REQUIREMENTS: Extract all lines that hold "text" from the records below.

(Saved entries)

* Begin *

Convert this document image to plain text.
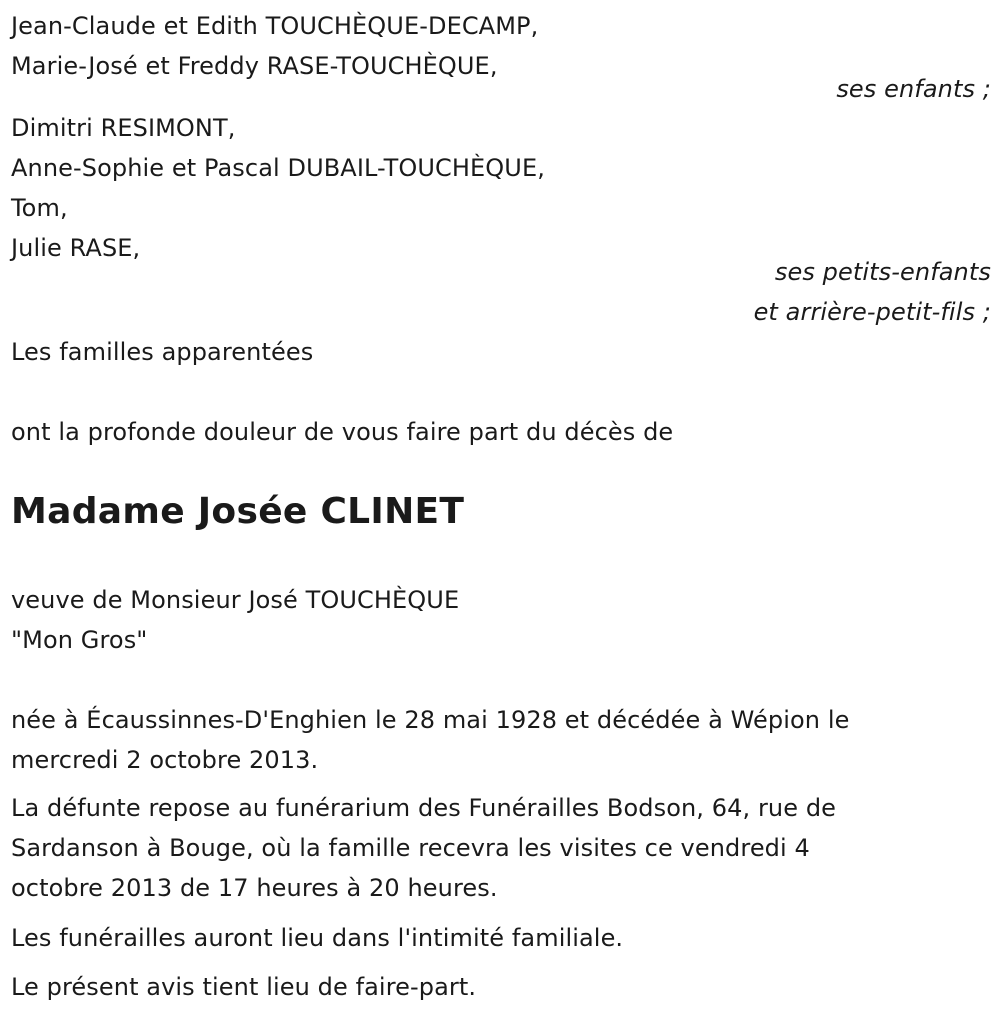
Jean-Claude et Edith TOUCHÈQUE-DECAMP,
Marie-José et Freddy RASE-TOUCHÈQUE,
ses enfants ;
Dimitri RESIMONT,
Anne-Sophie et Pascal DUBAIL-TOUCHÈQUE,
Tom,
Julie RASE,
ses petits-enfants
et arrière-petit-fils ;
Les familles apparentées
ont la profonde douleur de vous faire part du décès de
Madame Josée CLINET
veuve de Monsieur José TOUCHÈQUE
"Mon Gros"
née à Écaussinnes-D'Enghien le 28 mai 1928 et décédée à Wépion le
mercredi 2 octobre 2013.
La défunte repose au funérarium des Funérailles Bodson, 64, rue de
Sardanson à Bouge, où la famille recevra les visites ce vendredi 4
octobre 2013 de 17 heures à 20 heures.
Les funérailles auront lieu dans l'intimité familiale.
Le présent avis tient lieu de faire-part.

* End *
* Begin *

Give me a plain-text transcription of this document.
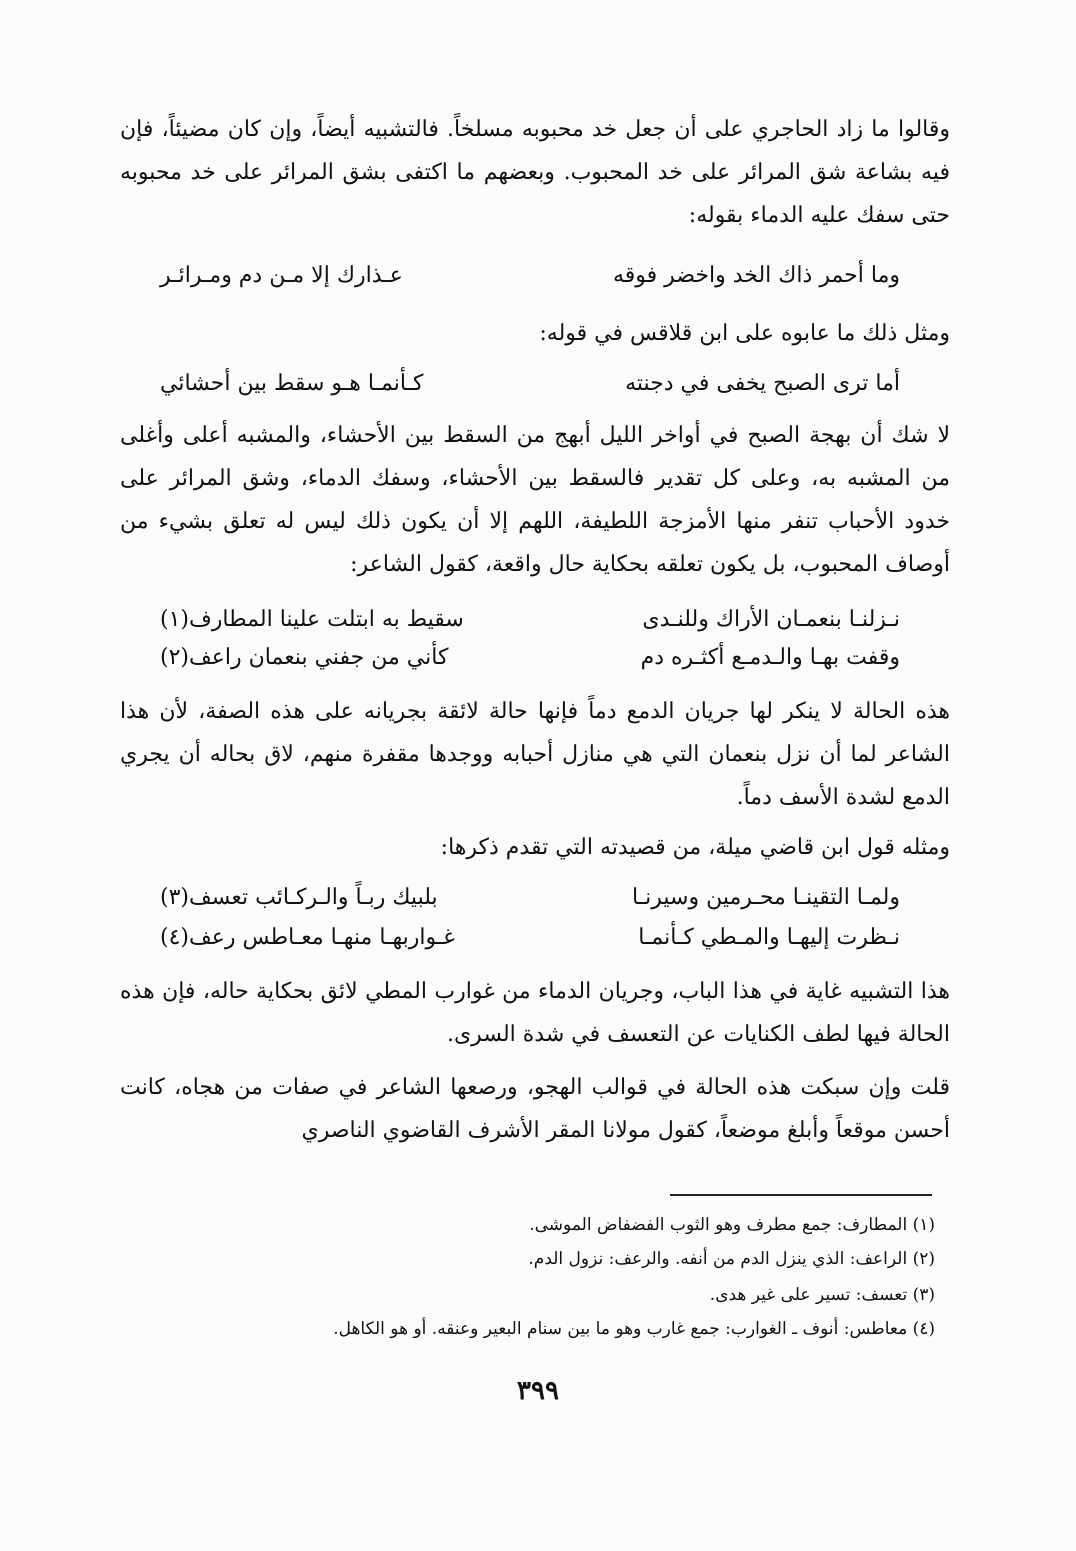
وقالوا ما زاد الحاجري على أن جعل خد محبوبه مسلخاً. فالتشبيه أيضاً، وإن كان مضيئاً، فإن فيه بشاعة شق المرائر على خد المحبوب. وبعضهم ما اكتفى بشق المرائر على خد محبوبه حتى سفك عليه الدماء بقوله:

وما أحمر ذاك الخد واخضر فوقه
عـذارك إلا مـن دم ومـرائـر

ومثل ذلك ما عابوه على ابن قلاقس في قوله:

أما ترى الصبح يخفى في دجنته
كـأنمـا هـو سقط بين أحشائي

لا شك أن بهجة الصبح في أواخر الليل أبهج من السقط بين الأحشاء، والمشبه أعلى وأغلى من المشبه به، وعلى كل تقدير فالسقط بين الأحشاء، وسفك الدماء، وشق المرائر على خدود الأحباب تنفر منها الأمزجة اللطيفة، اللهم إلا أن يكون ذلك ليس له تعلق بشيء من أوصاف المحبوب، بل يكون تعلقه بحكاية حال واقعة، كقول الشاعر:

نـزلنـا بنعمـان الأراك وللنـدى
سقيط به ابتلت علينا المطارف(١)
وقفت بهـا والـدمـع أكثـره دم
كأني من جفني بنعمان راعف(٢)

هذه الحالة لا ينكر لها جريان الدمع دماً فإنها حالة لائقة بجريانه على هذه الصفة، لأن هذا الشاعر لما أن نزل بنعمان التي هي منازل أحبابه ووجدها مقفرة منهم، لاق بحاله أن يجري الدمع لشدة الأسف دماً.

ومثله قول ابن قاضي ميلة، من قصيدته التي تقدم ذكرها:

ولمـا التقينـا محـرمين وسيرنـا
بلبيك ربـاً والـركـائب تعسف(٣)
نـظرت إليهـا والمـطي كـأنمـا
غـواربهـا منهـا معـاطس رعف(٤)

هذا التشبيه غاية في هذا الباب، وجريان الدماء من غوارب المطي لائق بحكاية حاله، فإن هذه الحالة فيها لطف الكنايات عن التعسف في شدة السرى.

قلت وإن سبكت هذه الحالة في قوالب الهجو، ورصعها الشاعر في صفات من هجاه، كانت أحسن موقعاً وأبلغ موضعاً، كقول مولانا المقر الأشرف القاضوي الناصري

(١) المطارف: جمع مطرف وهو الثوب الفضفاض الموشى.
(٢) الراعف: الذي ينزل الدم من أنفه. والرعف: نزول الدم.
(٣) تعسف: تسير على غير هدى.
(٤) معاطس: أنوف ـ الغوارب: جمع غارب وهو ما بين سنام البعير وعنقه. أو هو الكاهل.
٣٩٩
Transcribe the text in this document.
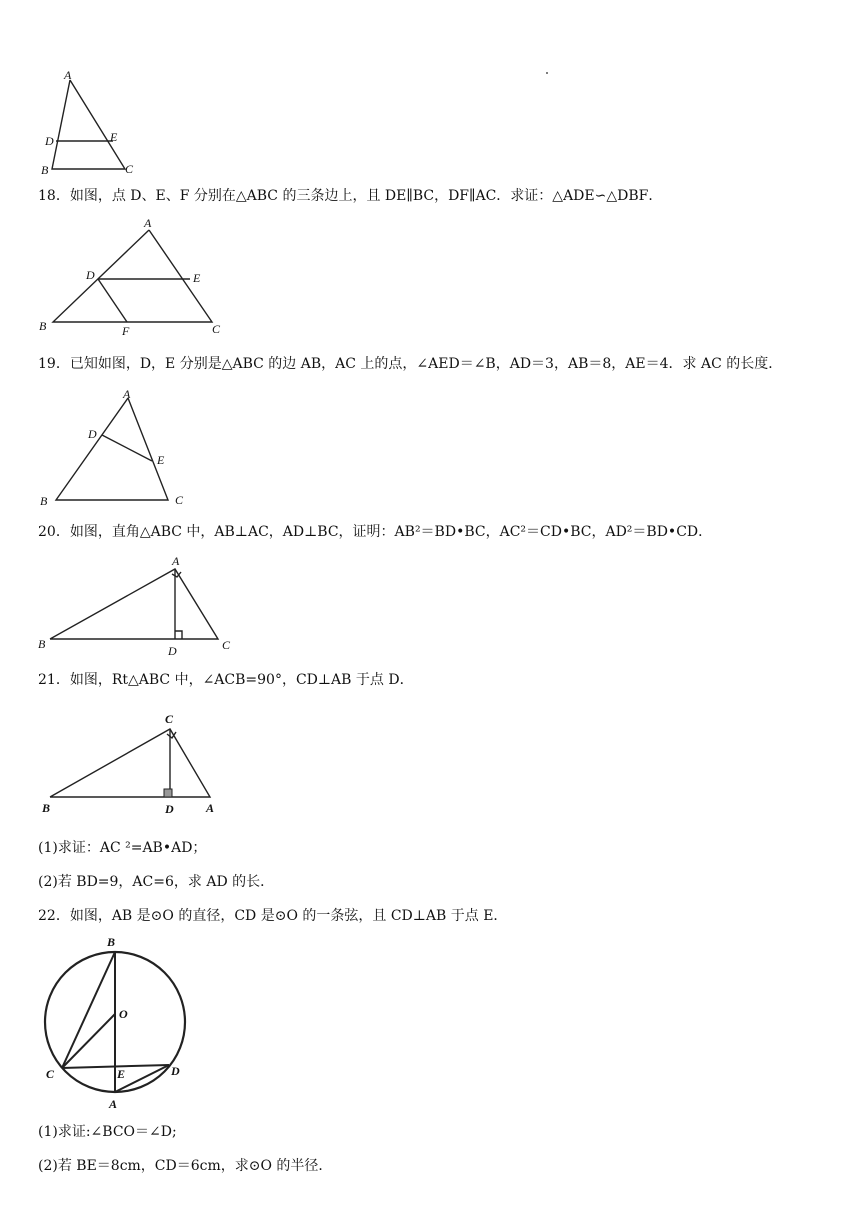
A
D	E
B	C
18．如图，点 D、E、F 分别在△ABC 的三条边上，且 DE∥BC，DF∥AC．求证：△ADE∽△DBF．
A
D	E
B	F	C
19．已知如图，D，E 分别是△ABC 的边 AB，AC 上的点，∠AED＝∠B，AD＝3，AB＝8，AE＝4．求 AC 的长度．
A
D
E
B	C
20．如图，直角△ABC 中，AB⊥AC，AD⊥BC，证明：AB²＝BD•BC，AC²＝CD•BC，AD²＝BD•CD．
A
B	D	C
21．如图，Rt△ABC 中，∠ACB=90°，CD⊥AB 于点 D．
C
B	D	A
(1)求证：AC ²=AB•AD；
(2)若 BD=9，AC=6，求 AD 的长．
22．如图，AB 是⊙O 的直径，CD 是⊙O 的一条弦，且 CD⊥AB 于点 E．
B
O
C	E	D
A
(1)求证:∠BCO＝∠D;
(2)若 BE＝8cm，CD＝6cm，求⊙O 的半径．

* End *
* Begin *

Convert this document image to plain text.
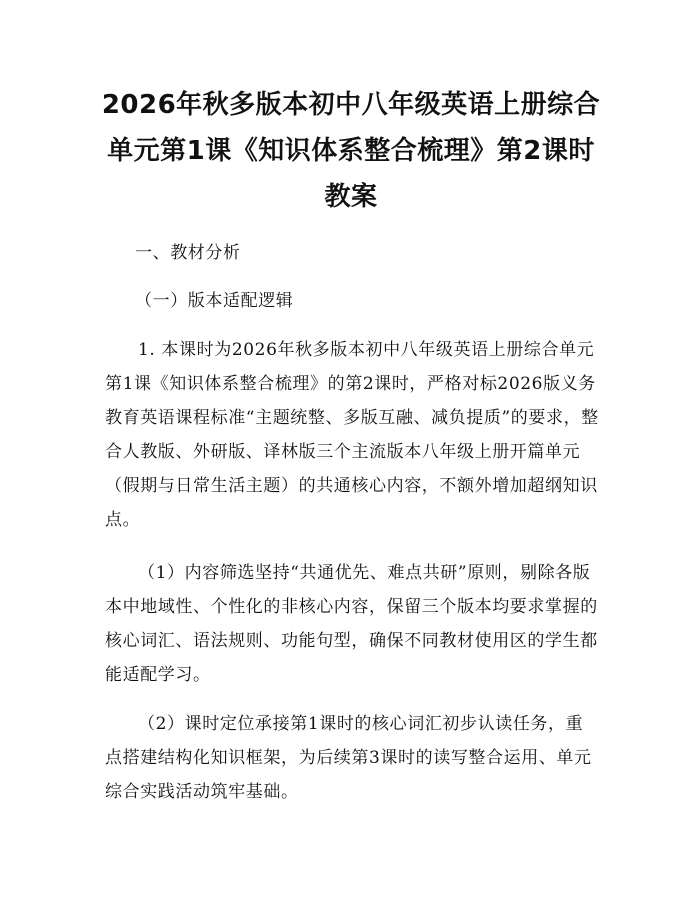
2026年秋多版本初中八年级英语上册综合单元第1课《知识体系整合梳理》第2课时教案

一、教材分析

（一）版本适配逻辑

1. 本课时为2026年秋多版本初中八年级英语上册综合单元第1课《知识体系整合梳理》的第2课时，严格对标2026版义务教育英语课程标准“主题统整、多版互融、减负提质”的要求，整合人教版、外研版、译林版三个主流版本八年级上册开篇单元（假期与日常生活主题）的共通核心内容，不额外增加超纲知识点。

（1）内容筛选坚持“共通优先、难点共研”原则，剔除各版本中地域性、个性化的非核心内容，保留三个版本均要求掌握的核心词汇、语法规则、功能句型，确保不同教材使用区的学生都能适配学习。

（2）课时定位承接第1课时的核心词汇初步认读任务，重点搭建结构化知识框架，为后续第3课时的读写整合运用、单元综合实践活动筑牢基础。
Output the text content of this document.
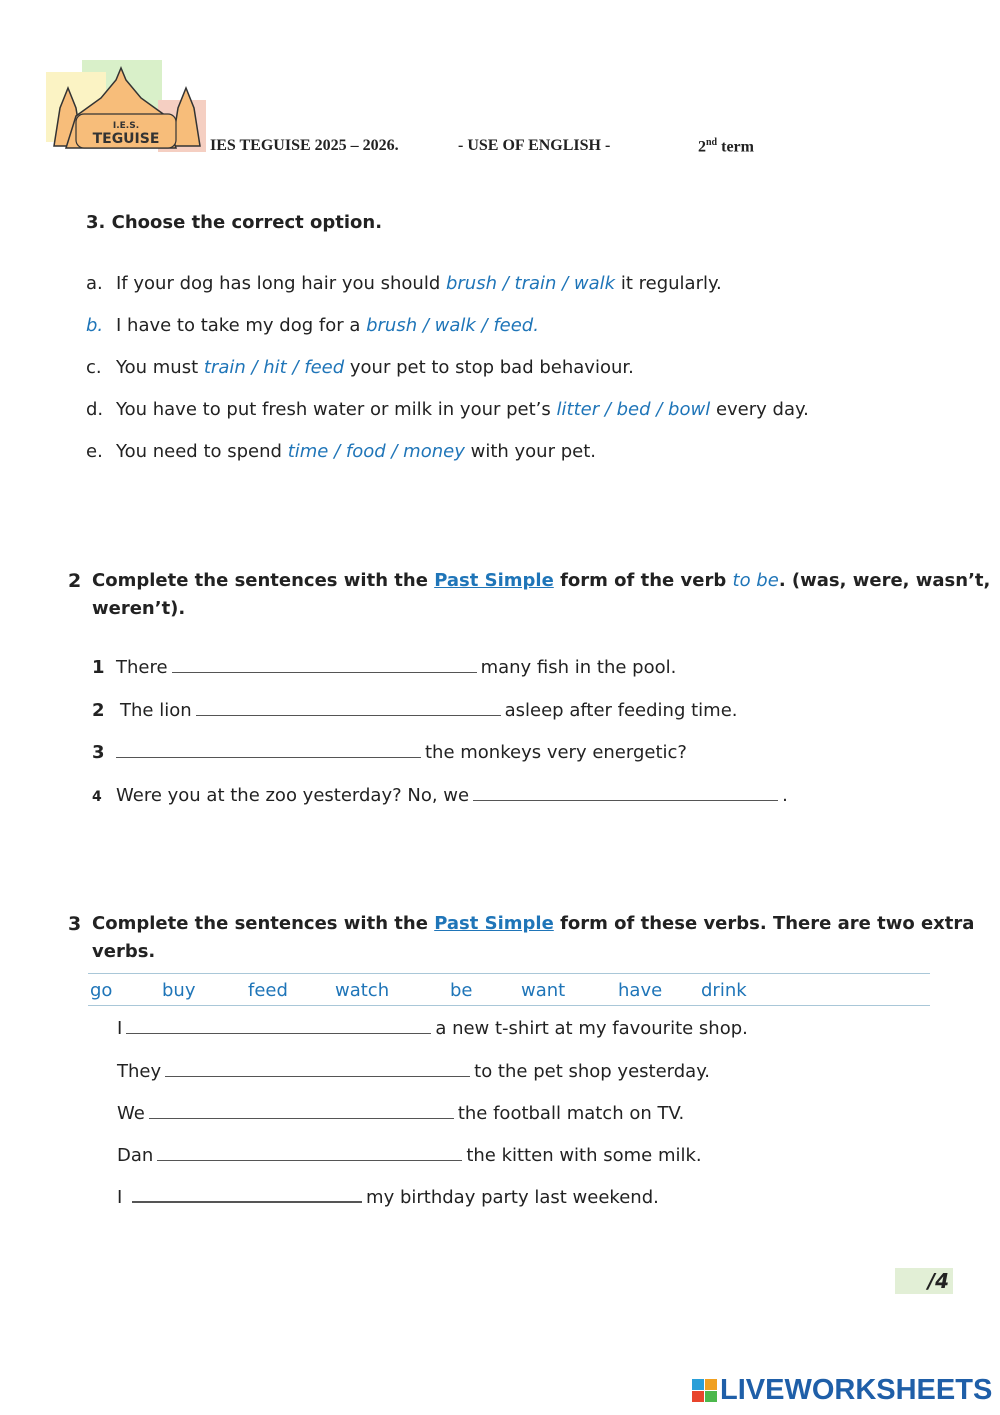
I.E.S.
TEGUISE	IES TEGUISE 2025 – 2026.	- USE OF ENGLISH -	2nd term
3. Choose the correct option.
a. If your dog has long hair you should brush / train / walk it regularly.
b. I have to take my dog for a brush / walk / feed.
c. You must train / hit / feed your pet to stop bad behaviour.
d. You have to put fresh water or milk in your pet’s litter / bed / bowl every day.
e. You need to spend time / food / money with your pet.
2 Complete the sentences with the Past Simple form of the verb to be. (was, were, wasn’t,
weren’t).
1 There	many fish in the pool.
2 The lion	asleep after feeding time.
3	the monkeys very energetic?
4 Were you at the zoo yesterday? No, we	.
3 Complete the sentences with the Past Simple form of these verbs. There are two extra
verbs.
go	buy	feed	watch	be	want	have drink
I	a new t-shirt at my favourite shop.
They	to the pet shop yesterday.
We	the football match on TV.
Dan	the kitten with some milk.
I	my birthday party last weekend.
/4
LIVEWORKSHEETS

* End *

RESULT OF THIS TASK:
Convert this document image to plain text.
Give me a plain-text transcription of this document.
Transcribe the text in this document.
Convert this document image to plain text.
Output the text content of this document.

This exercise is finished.